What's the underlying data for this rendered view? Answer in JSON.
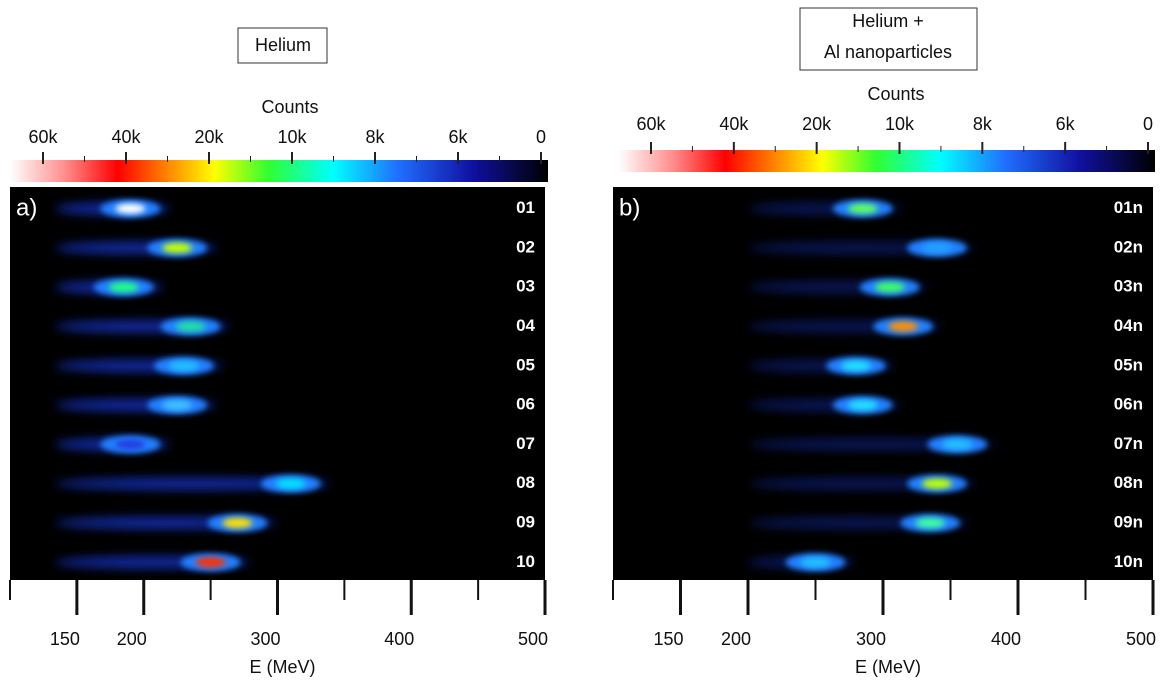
{
  "chart_data": [
    {
      "type": "spectra",
      "title": [
        "Helium"
      ],
      "panel_label": "a)",
      "colorbar_label": "Counts",
      "colorbar_ticks": [
        "60k",
        "40k",
        "20k",
        "10k",
        "8k",
        "6k",
        "0"
      ],
      "xlabel": "E (MeV)",
      "xlim": [
        100,
        500
      ],
      "xticks": [
        150,
        200,
        300,
        400,
        500
      ],
      "xminor_ticks": [
        100,
        250,
        350,
        450
      ],
      "categories": [
        "01",
        "02",
        "03",
        "04",
        "05",
        "06",
        "07",
        "08",
        "09",
        "10"
      ],
      "values": [
        190,
        225,
        185,
        235,
        230,
        225,
        190,
        310,
        270,
        250
      ],
      "colors": [
        "#ffffff",
        "#c8ff00",
        "#20ff80",
        "#20e0a0",
        "#20c0ff",
        "#40c0ff",
        "#2040e0",
        "#00e0ff",
        "#ffe000",
        "#ff3000"
      ]
    },
    {
      "type": "spectra",
      "title": [
        "Helium +",
        "Al nanoparticles"
      ],
      "panel_label": "b)",
      "colorbar_label": "Counts",
      "colorbar_ticks": [
        "60k",
        "40k",
        "20k",
        "10k",
        "8k",
        "6k",
        "0"
      ],
      "xlabel": "E (MeV)",
      "xlim": [
        100,
        500
      ],
      "xticks": [
        150,
        200,
        300,
        400,
        500
      ],
      "xminor_ticks": [
        100,
        250,
        350,
        450
      ],
      "categories": [
        "01n",
        "02n",
        "03n",
        "04n",
        "05n",
        "06n",
        "07n",
        "08n",
        "09n",
        "10n"
      ],
      "values": [
        285,
        340,
        305,
        315,
        280,
        285,
        355,
        340,
        335,
        250
      ],
      "colors": [
        "#60ff60",
        "#20a0ff",
        "#40ff60",
        "#ff9000",
        "#20e0ff",
        "#20e0ff",
        "#20c0ff",
        "#c0ff00",
        "#40ffa0",
        "#20c0ff"
      ]
    }
  ]
}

----

Your task is to repeat the data above exactly while excluding the pictures.

* SOLUTION TO THIS EXERCISE *
What's the underlying data for this rendered view? Answer in JSON.
{
  "chart_data": [
    {
      "type": "spectra",
      "title": [
        "Helium"
      ],
      "panel_label": "a)",
      "colorbar_label": "Counts",
      "colorbar_ticks": [
        "60k",
        "40k",
        "20k",
        "10k",
        "8k",
        "6k",
        "0"
      ],
      "xlabel": "E (MeV)",
      "xlim": [
        100,
        500
      ],
      "xticks": [
        150,
        200,
        300,
        400,
        500
      ],
      "xminor_ticks": [
        100,
        250,
        350,
        450
      ],
      "categories": [
        "01",
        "02",
        "03",
        "04",
        "05",
        "06",
        "07",
        "08",
        "09",
        "10"
      ],
      "values": [
        190,
        225,
        185,
        235,
        230,
        225,
        190,
        310,
        270,
        250
      ],
      "colors": [
        "#ffffff",
        "#c8ff00",
        "#20ff80",
        "#20e0a0",
        "#20c0ff",
        "#40c0ff",
        "#2040e0",
        "#00e0ff",
        "#ffe000",
        "#ff3000"
      ]
    },
    {
      "type": "spectra",
      "title": [
        "Helium +",
        "Al nanoparticles"
      ],
      "panel_label": "b)",
      "colorbar_label": "Counts",
      "colorbar_ticks": [
        "60k",
        "40k",
        "20k",
        "10k",
        "8k",
        "6k",
        "0"
      ],
      "xlabel": "E (MeV)",
      "xlim": [
        100,
        500
      ],
      "xticks": [
        150,
        200,
        300,
        400,
        500
      ],
      "xminor_ticks": [
        100,
        250,
        350,
        450
      ],
      "categories": [
        "01n",
        "02n",
        "03n",
        "04n",
        "05n",
        "06n",
        "07n",
        "08n",
        "09n",
        "10n"
      ],
      "values": [
        285,
        340,
        305,
        315,
        280,
        285,
        355,
        340,
        335,
        250
      ],
      "colors": [
        "#60ff60",
        "#20a0ff",
        "#40ff60",
        "#ff9000",
        "#20e0ff",
        "#20e0ff",
        "#20c0ff",
        "#c0ff00",
        "#40ffa0",
        "#20c0ff"
      ]
    }
  ]
}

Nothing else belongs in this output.